* [GIVEN PROBLEM]
Every line below that includes "icon" counts toward the total. Report that total alone.

* [PROVIDED ENTRIES]
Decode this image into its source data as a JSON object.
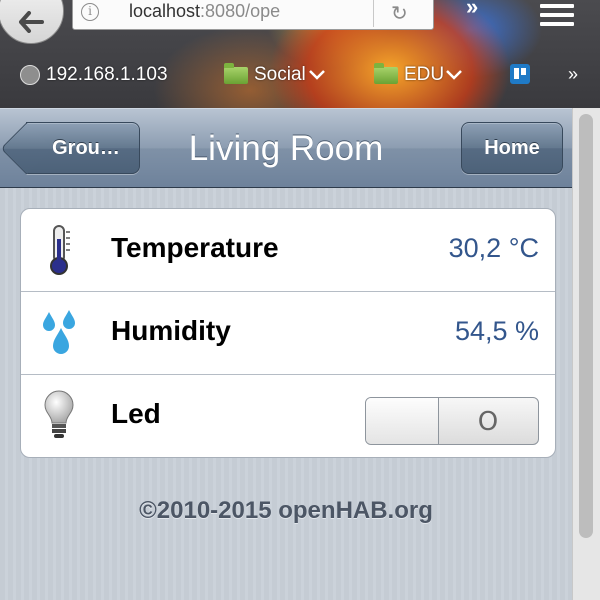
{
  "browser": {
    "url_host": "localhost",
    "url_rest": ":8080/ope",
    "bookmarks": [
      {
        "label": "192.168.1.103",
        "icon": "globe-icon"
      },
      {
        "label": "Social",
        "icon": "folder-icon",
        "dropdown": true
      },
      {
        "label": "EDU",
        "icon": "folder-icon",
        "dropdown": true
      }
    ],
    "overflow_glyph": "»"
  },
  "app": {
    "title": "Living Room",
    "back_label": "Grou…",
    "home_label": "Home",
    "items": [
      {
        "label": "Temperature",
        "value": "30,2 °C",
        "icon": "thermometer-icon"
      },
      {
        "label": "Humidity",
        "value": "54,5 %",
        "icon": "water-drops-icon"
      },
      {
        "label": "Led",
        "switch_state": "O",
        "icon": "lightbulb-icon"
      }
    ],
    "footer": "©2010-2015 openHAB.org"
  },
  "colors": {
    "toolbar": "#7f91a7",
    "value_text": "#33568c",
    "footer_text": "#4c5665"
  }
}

* [SOLUTION]
6